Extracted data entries
________________________________________

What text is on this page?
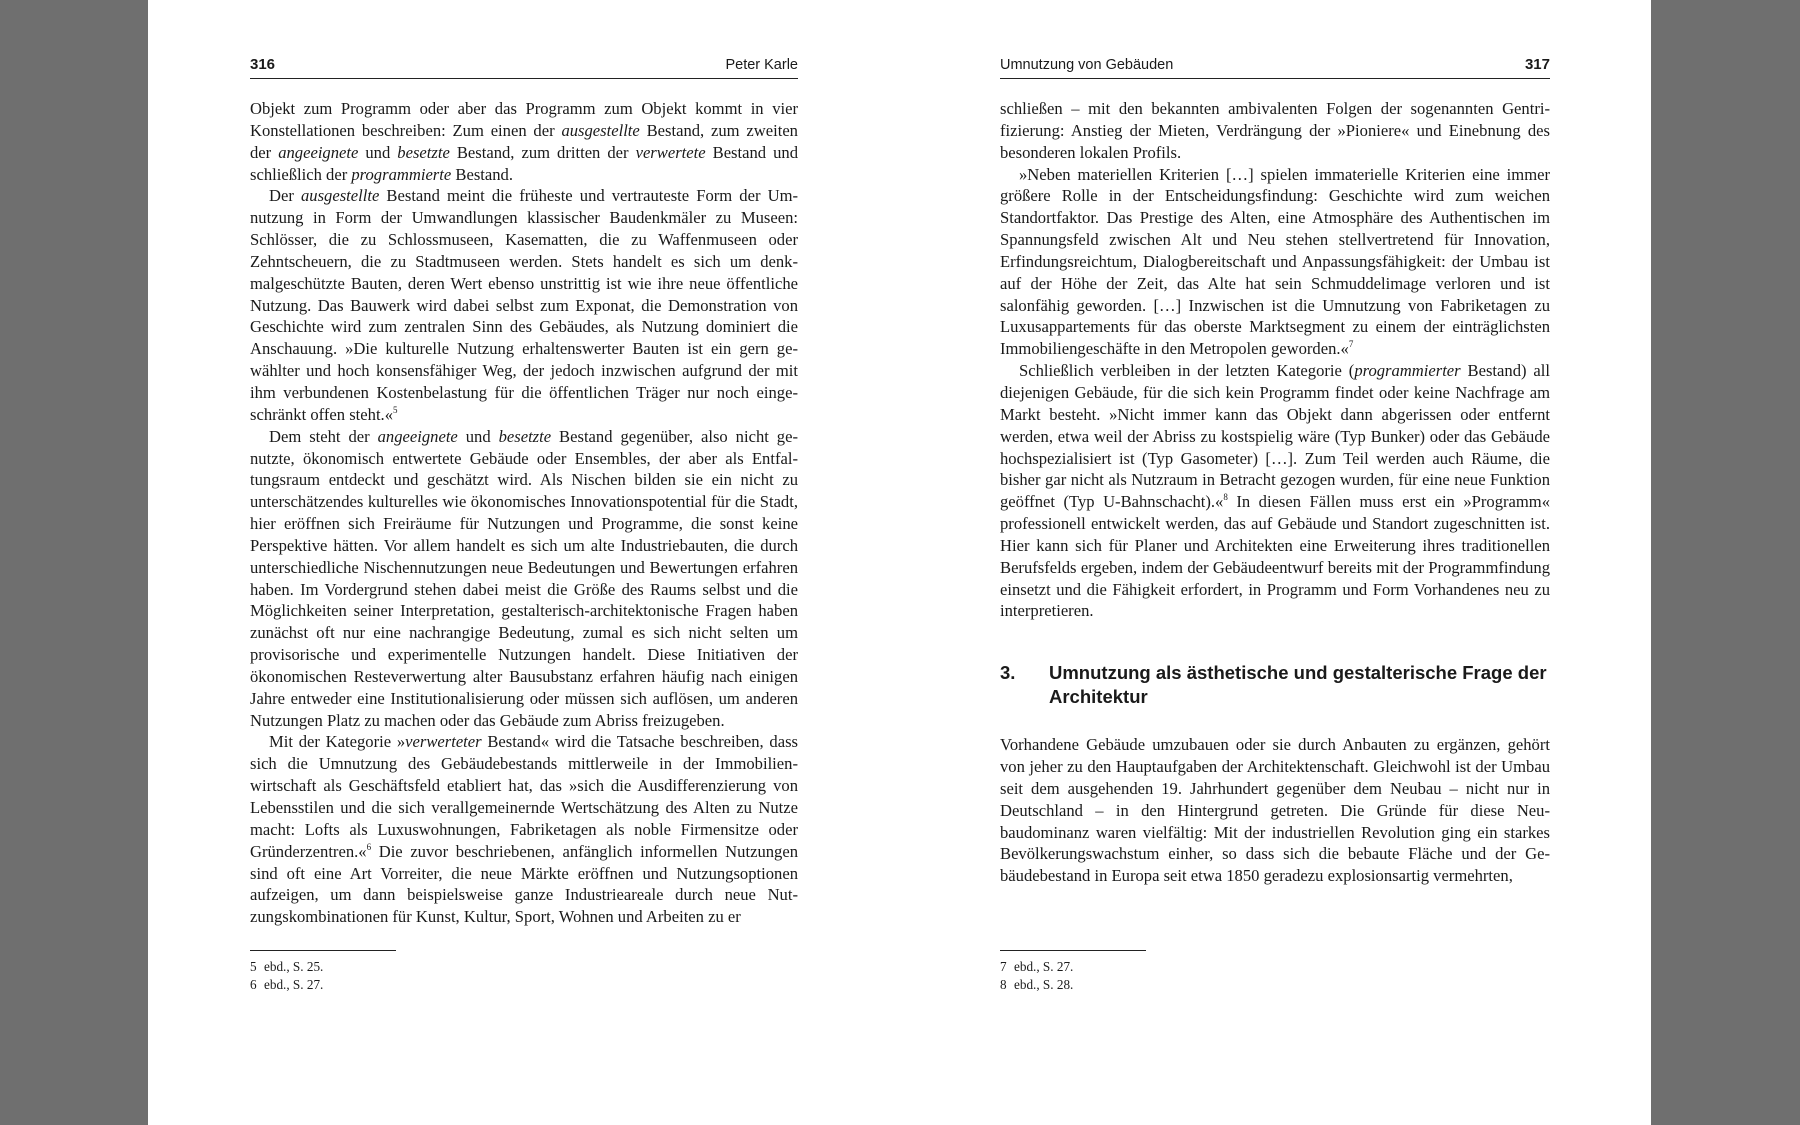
316	Peter Karle

Objekt zum Programm oder aber das Programm zum Objekt kommt in vier Konstellationen beschreiben: Zum einen der ausgestellte Bestand, zum zweiten der angeeignete und besetzte Bestand, zum dritten der verwertete Bestand und schließlich der programmierte Bestand.

Der ausgestellte Bestand meint die früheste und vertrauteste Form der Umnutzung in Form der Umwandlungen klassischer Baudenkmäler zu Museen: Schlösser, die zu Schlossmuseen, Kasematten, die zu Waffenmuseen oder Zehntscheuern, die zu Stadtmuseen werden. Stets handelt es sich um denkmalgeschützte Bauten, deren Wert ebenso unstrittig ist wie ihre neue öffentliche Nutzung. Das Bauwerk wird dabei selbst zum Exponat, die Demonstration von Geschichte wird zum zentralen Sinn des Gebäudes, als Nutzung dominiert die Anschauung. »Die kulturelle Nutzung erhaltenswerter Bauten ist ein gern gewählter und hoch konsensfähiger Weg, der jedoch inzwischen aufgrund der mit ihm verbundenen Kostenbelastung für die öffentlichen Träger nur noch eingeschränkt offen steht.«$^5$

Dem steht der angeeignete und besetzte Bestand gegenüber, also nicht genutzte, ökonomisch entwertete Gebäude oder Ensembles, der aber als Entfaltungsraum entdeckt und geschätzt wird. Als Nischen bilden sie ein nicht zu unterschätzendes kulturelles wie ökonomisches Innovationspotential für die Stadt, hier eröffnen sich Freiräume für Nutzungen und Programme, die sonst keine Perspektive hätten. Vor allem handelt es sich um alte Industriebauten, die durch unterschiedliche Nischennutzungen neue Bedeutungen und Bewertungen erfahren haben. Im Vordergrund stehen dabei meist die Größe des Raums selbst und die Möglichkeiten seiner Interpretation, gestalterisch-architektonische Fragen haben zunächst oft nur eine nachrangige Bedeutung, zumal es sich nicht selten um provisorische und experimentelle Nutzungen handelt. Diese Initiativen der ökonomischen Resteverwertung alter Bausubstanz erfahren häufig nach einigen Jahre entweder eine Institutionalisierung oder müssen sich auflösen, um anderen Nutzungen Platz zu machen oder das Gebäude zum Abriss freizugeben.

Mit der Kategorie »verwerteter Bestand« wird die Tatsache beschreiben, dass sich die Umnutzung des Gebäudebestands mittlerweile in der Immobilienwirtschaft als Geschäftsfeld etabliert hat, das »sich die Ausdifferenzierung von Lebensstilen und die sich verallgemeinernde Wertschätzung des Alten zu Nutze macht: Lofts als Luxuswohnungen, Fabriketagen als noble Firmensitze oder Gründerzentren.«$^6$ Die zuvor beschriebenen, anfänglich informellen Nutzungen sind oft eine Art Vorreiter, die neue Märkte eröffnen und Nutzungsoptionen aufzeigen, um dann beispielsweise ganze Industrieareale durch neue Nutzungskombinationen für Kunst, Kultur, Sport, Wohnen und Arbeiten zu er

5 ebd., S. 25.
6 ebd., S. 27.
Umnutzung von Gebäuden	317

schließen – mit den bekannten ambivalenten Folgen der sogenannten Gentrifizierung: Anstieg der Mieten, Verdrängung der »Pioniere« und Einebnung des besonderen lokalen Profils.

»Neben materiellen Kriterien […] spielen immaterielle Kriterien eine immer größere Rolle in der Entscheidungsfindung: Geschichte wird zum weichen Standortfaktor. Das Prestige des Alten, eine Atmosphäre des Authentischen im Spannungsfeld zwischen Alt und Neu stehen stellvertretend für Innovation, Erfindungsreichtum, Dialogbereitschaft und Anpassungsfähigkeit: der Umbau ist auf der Höhe der Zeit, das Alte hat sein Schmuddelimage verloren und ist salonfähig geworden. […] Inzwischen ist die Umnutzung von Fabriketagen zu Luxusappartements für das oberste Marktsegment zu einem der einträglichsten Immobiliengeschäfte in den Metropolen geworden.«$^7$

Schließlich verbleiben in der letzten Kategorie (programmierter Bestand) all diejenigen Gebäude, für die sich kein Programm findet oder keine Nachfrage am Markt besteht. »Nicht immer kann das Objekt dann abgerissen oder entfernt werden, etwa weil der Abriss zu kostspielig wäre (Typ Bunker) oder das Gebäude hochspezialisiert ist (Typ Gasometer) […]. Zum Teil werden auch Räume, die bisher gar nicht als Nutzraum in Betracht gezogen wurden, für eine neue Funktion geöffnet (Typ U-Bahnschacht).«$^8$ In diesen Fällen muss erst ein »Programm« professionell entwickelt werden, das auf Gebäude und Standort zugeschnitten ist. Hier kann sich für Planer und Architekten eine Erweiterung ihres traditionellen Berufsfelds ergeben, indem der Gebäudeentwurf bereits mit der Programmfindung einsetzt und die Fähigkeit erfordert, in Programm und Form Vorhandenes neu zu interpretieren.

3.	Umnutzung als ästhetische und gestalterische Frage der Architektur

Vorhandene Gebäude umzubauen oder sie durch Anbauten zu ergänzen, gehört von jeher zu den Hauptaufgaben der Architektenschaft. Gleichwohl ist der Umbau seit dem ausgehenden 19. Jahrhundert gegenüber dem Neubau – nicht nur in Deutschland – in den Hintergrund getreten. Die Gründe für diese Neubaudominanz waren vielfältig: Mit der industriellen Revolution ging ein starkes Bevölkerungswachstum einher, so dass sich die bebaute Fläche und der Gebäudebestand in Europa seit etwa 1850 geradezu explosionsartig vermehrten,

7 ebd., S. 27.
8 ebd., S. 28.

________________________________________

## [Instructions to follow]
Without including any picture, retype the entries exactly.

## [Response to the exercise]
What text is on this page?
316	Peter Karle

Objekt zum Programm oder aber das Programm zum Objekt kommt in vier Konstellationen beschreiben: Zum einen der ausgestellte Bestand, zum zweiten der angeeignete und besetzte Bestand, zum dritten der verwertete Bestand und schließlich der programmierte Bestand.

Der ausgestellte Bestand meint die früheste und vertrauteste Form der Umnutzung in Form der Umwandlungen klassischer Baudenkmäler zu Museen: Schlösser, die zu Schlossmuseen, Kasematten, die zu Waffenmuseen oder Zehntscheuern, die zu Stadtmuseen werden. Stets handelt es sich um denkmalgeschützte Bauten, deren Wert ebenso unstrittig ist wie ihre neue öffentliche Nutzung. Das Bauwerk wird dabei selbst zum Exponat, die Demonstration von Geschichte wird zum zentralen Sinn des Gebäudes, als Nutzung dominiert die Anschauung. »Die kulturelle Nutzung erhaltenswerter Bauten ist ein gern gewählter und hoch konsensfähiger Weg, der jedoch inzwischen aufgrund der mit ihm verbundenen Kostenbelastung für die öffentlichen Träger nur noch eingeschränkt offen steht.«$^5$

Dem steht der angeeignete und besetzte Bestand gegenüber, also nicht genutzte, ökonomisch entwertete Gebäude oder Ensembles, der aber als Entfaltungsraum entdeckt und geschätzt wird. Als Nischen bilden sie ein nicht zu unterschätzendes kulturelles wie ökonomisches Innovationspotential für die Stadt, hier eröffnen sich Freiräume für Nutzungen und Programme, die sonst keine Perspektive hätten. Vor allem handelt es sich um alte Industriebauten, die durch unterschiedliche Nischennutzungen neue Bedeutungen und Bewertungen erfahren haben. Im Vordergrund stehen dabei meist die Größe des Raums selbst und die Möglichkeiten seiner Interpretation, gestalterisch-architektonische Fragen haben zunächst oft nur eine nachrangige Bedeutung, zumal es sich nicht selten um provisorische und experimentelle Nutzungen handelt. Diese Initiativen der ökonomischen Resteverwertung alter Bausubstanz erfahren häufig nach einigen Jahre entweder eine Institutionalisierung oder müssen sich auflösen, um anderen Nutzungen Platz zu machen oder das Gebäude zum Abriss freizugeben.

Mit der Kategorie »verwerteter Bestand« wird die Tatsache beschreiben, dass sich die Umnutzung des Gebäudebestands mittlerweile in der Immobilienwirtschaft als Geschäftsfeld etabliert hat, das »sich die Ausdifferenzierung von Lebensstilen und die sich verallgemeinernde Wertschätzung des Alten zu Nutze macht: Lofts als Luxuswohnungen, Fabriketagen als noble Firmensitze oder Gründerzentren.«$^6$ Die zuvor beschriebenen, anfänglich informellen Nutzungen sind oft eine Art Vorreiter, die neue Märkte eröffnen und Nutzungsoptionen aufzeigen, um dann beispielsweise ganze Industrieareale durch neue Nutzungskombinationen für Kunst, Kultur, Sport, Wohnen und Arbeiten zu er

5 ebd., S. 25.
6 ebd., S. 27.
Umnutzung von Gebäuden	317

schließen – mit den bekannten ambivalenten Folgen der sogenannten Gentrifizierung: Anstieg der Mieten, Verdrängung der »Pioniere« und Einebnung des besonderen lokalen Profils.

»Neben materiellen Kriterien […] spielen immaterielle Kriterien eine immer größere Rolle in der Entscheidungsfindung: Geschichte wird zum weichen Standortfaktor. Das Prestige des Alten, eine Atmosphäre des Authentischen im Spannungsfeld zwischen Alt und Neu stehen stellvertretend für Innovation, Erfindungsreichtum, Dialogbereitschaft und Anpassungsfähigkeit: der Umbau ist auf der Höhe der Zeit, das Alte hat sein Schmuddelimage verloren und ist salonfähig geworden. […] Inzwischen ist die Umnutzung von Fabriketagen zu Luxusappartements für das oberste Marktsegment zu einem der einträglichsten Immobiliengeschäfte in den Metropolen geworden.«$^7$

Schließlich verbleiben in der letzten Kategorie (programmierter Bestand) all diejenigen Gebäude, für die sich kein Programm findet oder keine Nachfrage am Markt besteht. »Nicht immer kann das Objekt dann abgerissen oder entfernt werden, etwa weil der Abriss zu kostspielig wäre (Typ Bunker) oder das Gebäude hochspezialisiert ist (Typ Gasometer) […]. Zum Teil werden auch Räume, die bisher gar nicht als Nutzraum in Betracht gezogen wurden, für eine neue Funktion geöffnet (Typ U-Bahnschacht).«$^8$ In diesen Fällen muss erst ein »Programm« professionell entwickelt werden, das auf Gebäude und Standort zugeschnitten ist. Hier kann sich für Planer und Architekten eine Erweiterung ihres traditionellen Berufsfelds ergeben, indem der Gebäudeentwurf bereits mit der Programmfindung einsetzt und die Fähigkeit erfordert, in Programm und Form Vorhandenes neu zu interpretieren.

3.	Umnutzung als ästhetische und gestalterische Frage der Architektur

Vorhandene Gebäude umzubauen oder sie durch Anbauten zu ergänzen, gehört von jeher zu den Hauptaufgaben der Architektenschaft. Gleichwohl ist der Umbau seit dem ausgehenden 19. Jahrhundert gegenüber dem Neubau – nicht nur in Deutschland – in den Hintergrund getreten. Die Gründe für diese Neubaudominanz waren vielfältig: Mit der industriellen Revolution ging ein starkes Bevölkerungswachstum einher, so dass sich die bebaute Fläche und der Gebäudebestand in Europa seit etwa 1850 geradezu explosionsartig vermehrten,

7 ebd., S. 27.
8 ebd., S. 28.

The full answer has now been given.